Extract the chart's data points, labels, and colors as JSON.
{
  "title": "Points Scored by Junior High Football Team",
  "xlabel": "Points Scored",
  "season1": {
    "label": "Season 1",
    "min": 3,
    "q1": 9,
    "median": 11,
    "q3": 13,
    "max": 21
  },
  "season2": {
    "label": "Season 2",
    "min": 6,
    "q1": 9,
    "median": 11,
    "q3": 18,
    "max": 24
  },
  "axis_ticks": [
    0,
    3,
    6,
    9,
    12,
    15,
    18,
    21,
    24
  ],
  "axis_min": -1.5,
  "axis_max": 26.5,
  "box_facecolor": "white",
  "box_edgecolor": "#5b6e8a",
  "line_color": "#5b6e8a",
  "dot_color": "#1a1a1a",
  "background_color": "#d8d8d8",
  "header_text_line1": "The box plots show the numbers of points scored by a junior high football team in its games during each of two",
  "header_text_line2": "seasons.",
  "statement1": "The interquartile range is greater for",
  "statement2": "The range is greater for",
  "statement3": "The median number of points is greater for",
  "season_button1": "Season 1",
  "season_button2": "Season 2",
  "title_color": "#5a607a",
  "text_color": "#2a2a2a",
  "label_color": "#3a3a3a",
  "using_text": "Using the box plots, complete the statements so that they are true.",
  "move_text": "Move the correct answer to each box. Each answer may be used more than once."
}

· · · ·

### EXERCISE TASK
The listing above must be transcribed exactly, line by line.

### THE SOLUTION
Extract the chart's data points, labels, and colors as JSON.
{
  "title": "Points Scored by Junior High Football Team",
  "xlabel": "Points Scored",
  "season1": {
    "label": "Season 1",
    "min": 3,
    "q1": 9,
    "median": 11,
    "q3": 13,
    "max": 21
  },
  "season2": {
    "label": "Season 2",
    "min": 6,
    "q1": 9,
    "median": 11,
    "q3": 18,
    "max": 24
  },
  "axis_ticks": [
    0,
    3,
    6,
    9,
    12,
    15,
    18,
    21,
    24
  ],
  "axis_min": -1.5,
  "axis_max": 26.5,
  "box_facecolor": "white",
  "box_edgecolor": "#5b6e8a",
  "line_color": "#5b6e8a",
  "dot_color": "#1a1a1a",
  "background_color": "#d8d8d8",
  "header_text_line1": "The box plots show the numbers of points scored by a junior high football team in its games during each of two",
  "header_text_line2": "seasons.",
  "statement1": "The interquartile range is greater for",
  "statement2": "The range is greater for",
  "statement3": "The median number of points is greater for",
  "season_button1": "Season 1",
  "season_button2": "Season 2",
  "title_color": "#5a607a",
  "text_color": "#2a2a2a",
  "label_color": "#3a3a3a",
  "using_text": "Using the box plots, complete the statements so that they are true.",
  "move_text": "Move the correct answer to each box. Each answer may be used more than once."
}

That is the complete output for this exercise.